[Short task] Word for word, retype every entry in the listing.

---------- Dataset extract

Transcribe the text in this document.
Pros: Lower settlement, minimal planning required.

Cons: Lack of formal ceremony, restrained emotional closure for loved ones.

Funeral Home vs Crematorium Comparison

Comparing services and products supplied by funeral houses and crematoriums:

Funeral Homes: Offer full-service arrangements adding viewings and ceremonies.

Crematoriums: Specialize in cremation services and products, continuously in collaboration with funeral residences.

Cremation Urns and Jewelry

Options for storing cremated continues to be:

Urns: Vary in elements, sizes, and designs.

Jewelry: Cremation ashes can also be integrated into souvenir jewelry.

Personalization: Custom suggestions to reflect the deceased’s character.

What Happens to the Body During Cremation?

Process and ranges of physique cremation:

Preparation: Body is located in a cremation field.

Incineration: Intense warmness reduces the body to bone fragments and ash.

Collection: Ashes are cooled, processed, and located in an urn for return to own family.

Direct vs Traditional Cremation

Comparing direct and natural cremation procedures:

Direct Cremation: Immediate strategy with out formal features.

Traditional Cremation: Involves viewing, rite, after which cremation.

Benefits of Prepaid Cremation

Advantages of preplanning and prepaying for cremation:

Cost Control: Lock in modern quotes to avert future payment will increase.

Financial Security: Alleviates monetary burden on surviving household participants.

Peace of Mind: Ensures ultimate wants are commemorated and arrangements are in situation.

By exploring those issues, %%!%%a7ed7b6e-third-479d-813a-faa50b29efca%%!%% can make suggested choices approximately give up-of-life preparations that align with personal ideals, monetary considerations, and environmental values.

--------------------

[Response to the exercise]
Transcribe the text in this document.
Pros: Lower settlement, minimal planning required.

Cons: Lack of formal ceremony, restrained emotional closure for loved ones.

Funeral Home vs Crematorium Comparison

Comparing services and products supplied by funeral houses and crematoriums:

Funeral Homes: Offer full-service arrangements adding viewings and ceremonies.

Crematoriums: Specialize in cremation services and products, continuously in collaboration with funeral residences.

Cremation Urns and Jewelry

Options for storing cremated continues to be:

Urns: Vary in elements, sizes, and designs.

Jewelry: Cremation ashes can also be integrated into souvenir jewelry.

Personalization: Custom suggestions to reflect the deceased’s character.

What Happens to the Body During Cremation?

Process and ranges of physique cremation:

Preparation: Body is located in a cremation field.

Incineration: Intense warmness reduces the body to bone fragments and ash.

Collection: Ashes are cooled, processed, and located in an urn for return to own family.

Direct vs Traditional Cremation

Comparing direct and natural cremation procedures:

Direct Cremation: Immediate strategy with out formal features.

Traditional Cremation: Involves viewing, rite, after which cremation.

Benefits of Prepaid Cremation

Advantages of preplanning and prepaying for cremation:

Cost Control: Lock in modern quotes to avert future payment will increase.

Financial Security: Alleviates monetary burden on surviving household participants.

Peace of Mind: Ensures ultimate wants are commemorated and arrangements are in situation.

By exploring those issues, %%!%%a7ed7b6e-third-479d-813a-faa50b29efca%%!%% can make suggested choices approximately give up-of-life preparations that align with personal ideals, monetary considerations, and environmental values.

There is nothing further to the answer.